ТЕКСТ ДЛЯ ЧТЕНИЯ ▸

⟨

ЖИВАГО ЖИВ?
newsko.ru
Пермский «Доктор Живаго» — это 100%-ный мюзикл. Артисты не только поют, но и танцуют, бьют чечетку, катаются на коньках, удивляют публику цитатами из новогоднего кино... В основном эта «веселуха» разворачивается в первом действии, во время беззаботной юности героя. Буйство фантазии постановщика заставило главную героиню — Лару — одеться в платье из ситчика в горошек, с юбкой-«солнце» и американскими плечами, взять пушистую муфточку и исполнить песенку а-ля Леночка Крылова из «Карнавальной ночи». Очевидно, тем самым подчеркивалась новогодняя тема, очень важная для этого спектакля. И все же вопиющий анахронизм этого зрелища, повергающий зрителя в полное недоумение — где, в какое время и на каком свете все это происходит? — раздражал до того, что кое-кто после первого действия покинул театр.
Возможно, проблемы в восприятии возникают из-за декораций: художник-постановщик москвич Александр Горенштейн создал такую сложносочиненную конструкцию, что ее не удалось к премьере «запустить». Декорации, которые должны были, по идее, непрерывно двигаться, стояли мертвым грузом, а ведь в их подвижности — вся «фишка» оформления. В статичном положении это просто мертвые черно-серые плоскости.

⟩

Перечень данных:
⟨

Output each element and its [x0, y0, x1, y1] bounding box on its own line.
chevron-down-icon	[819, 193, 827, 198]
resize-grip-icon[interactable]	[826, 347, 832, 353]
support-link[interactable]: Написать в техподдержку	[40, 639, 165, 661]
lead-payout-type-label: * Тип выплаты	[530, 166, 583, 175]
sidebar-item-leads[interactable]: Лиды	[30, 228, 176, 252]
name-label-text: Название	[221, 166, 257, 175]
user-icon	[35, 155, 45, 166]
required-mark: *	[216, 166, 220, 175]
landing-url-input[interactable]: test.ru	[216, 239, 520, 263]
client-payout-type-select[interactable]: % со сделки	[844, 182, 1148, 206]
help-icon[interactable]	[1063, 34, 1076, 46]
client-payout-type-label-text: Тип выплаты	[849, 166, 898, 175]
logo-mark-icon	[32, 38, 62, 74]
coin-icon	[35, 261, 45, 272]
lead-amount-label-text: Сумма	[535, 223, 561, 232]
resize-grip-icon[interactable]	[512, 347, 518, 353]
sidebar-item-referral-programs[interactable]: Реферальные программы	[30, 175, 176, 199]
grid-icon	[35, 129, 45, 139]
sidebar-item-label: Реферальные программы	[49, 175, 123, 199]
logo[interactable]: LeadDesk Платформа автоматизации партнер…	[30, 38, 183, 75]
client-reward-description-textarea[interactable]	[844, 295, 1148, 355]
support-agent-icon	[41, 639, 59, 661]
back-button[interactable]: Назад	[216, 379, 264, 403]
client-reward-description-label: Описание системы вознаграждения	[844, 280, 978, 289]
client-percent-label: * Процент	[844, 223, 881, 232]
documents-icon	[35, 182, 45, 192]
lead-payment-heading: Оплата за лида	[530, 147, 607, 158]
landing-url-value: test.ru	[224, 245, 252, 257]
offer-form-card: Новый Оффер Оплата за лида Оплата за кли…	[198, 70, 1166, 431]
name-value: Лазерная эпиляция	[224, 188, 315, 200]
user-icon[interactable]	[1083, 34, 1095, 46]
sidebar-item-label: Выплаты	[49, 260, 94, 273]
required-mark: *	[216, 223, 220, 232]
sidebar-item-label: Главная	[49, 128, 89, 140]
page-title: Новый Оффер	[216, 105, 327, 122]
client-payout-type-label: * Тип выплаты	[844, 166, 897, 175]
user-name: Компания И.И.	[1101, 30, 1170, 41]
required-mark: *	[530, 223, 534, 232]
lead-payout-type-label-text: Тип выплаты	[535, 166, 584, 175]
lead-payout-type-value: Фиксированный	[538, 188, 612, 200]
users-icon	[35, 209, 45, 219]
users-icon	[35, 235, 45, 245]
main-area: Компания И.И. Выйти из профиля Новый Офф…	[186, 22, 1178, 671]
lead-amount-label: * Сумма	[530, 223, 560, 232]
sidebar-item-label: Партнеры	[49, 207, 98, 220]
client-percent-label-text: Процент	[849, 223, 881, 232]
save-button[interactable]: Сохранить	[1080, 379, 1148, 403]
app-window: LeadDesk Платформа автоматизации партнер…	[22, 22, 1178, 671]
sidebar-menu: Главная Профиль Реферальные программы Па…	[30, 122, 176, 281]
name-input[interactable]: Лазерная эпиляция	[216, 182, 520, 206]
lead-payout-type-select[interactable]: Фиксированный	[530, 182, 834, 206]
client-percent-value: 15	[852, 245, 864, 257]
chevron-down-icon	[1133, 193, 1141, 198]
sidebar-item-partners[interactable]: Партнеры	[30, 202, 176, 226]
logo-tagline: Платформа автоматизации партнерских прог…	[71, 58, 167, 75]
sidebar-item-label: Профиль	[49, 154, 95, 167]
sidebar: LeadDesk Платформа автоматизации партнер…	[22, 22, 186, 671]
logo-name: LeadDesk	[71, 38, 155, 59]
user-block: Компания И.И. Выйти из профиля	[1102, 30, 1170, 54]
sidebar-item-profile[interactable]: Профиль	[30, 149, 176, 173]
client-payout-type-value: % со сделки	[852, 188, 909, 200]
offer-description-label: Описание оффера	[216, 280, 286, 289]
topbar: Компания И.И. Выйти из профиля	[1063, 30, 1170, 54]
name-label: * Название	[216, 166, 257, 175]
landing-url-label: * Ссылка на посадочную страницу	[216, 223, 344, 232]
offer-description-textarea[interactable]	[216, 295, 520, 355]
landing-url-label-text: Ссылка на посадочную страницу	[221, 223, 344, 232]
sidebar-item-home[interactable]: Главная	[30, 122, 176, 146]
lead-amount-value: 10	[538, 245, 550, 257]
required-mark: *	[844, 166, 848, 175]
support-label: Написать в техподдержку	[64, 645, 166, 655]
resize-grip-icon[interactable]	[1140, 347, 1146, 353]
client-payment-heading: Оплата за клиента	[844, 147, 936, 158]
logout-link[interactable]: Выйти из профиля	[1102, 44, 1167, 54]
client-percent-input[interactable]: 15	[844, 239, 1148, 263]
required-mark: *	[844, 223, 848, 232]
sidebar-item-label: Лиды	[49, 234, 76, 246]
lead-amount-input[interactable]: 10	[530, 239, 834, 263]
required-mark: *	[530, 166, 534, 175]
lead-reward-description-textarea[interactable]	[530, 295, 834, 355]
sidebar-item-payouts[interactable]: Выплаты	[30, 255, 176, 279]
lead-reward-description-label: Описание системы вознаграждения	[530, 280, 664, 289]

⟩

ЗАДАНИЯ ДЛЯ ВЫПОЛНЕНИЯ ▸
A - Кто, согласно тексту о пермском «Докторе Живаго», был художником-постановщиком спектакля?
B - Продолжите текст о пермском «Докторе Живаго» после его последнего предложения.

ОТВЕТЫ К ЗАДАНИЯМ ▸
A - Москвич Александр Горенштейн.

B -
Есть, правда, в сценическом оформлении яркое пятно — подчеркнуто яркое, по контрасту с окружающим, — это рождественский вертеп. В освещенном окне появляются золотистые фигуры людей и животных — на этом фоне певец Андрей Гарсия исполняет песню «Звезда Рождества» на стихи Пастернака, которые выделяются на фоне текста либретто Михаила Бартенева, как вертеп выделяется на фоне черных декораций.
Эта деталь — знаковая: ведь именно тема Рождества во всей ее многозначности и богатстве смыслов является для спектакля ключевой. Религиозные подтексты, которые в романе Пастернака так тонки, в спектакле Журбина — Мильграма вынуты на поверхность и максимально подчеркнуты. Весьма показательна в этом отношении молитва Паши Антипова, обращенная к «товарищу Марксу»: «Укрепи нас, товарищ Маркс, и избавь от соблазна». В третьем действии декорация, изображающая поначалу плетеные заборы провинциального Юрятина и смутные очертания разоренного Варыкина, превращается в гигантский крест, на фоне которого и завершается действие.
Религиозная подоплека революционного экстаза, мессианство Живаго, идея священной жертвенности, тема Мадонны в женских образах романа — все эти серьезные материи стали основой, на которой авторы мюзикла создали систему рождественско-новогодней эстетики, создали мир, где «...в Москве постоянно зима. Рождество да Крещение — новогодняя кутерьма». Это сказывается и в тексте, и в музыке (главный ритм — вальс, прямо как в «Щелкунчике»), и в цепочке событий (кульминация первого действия — елка у Свентицких). Как тут было удержаться от цитаты из «Карнавальной ночи»?! Хорошо, что «Иронию судьбы» не стали цитировать...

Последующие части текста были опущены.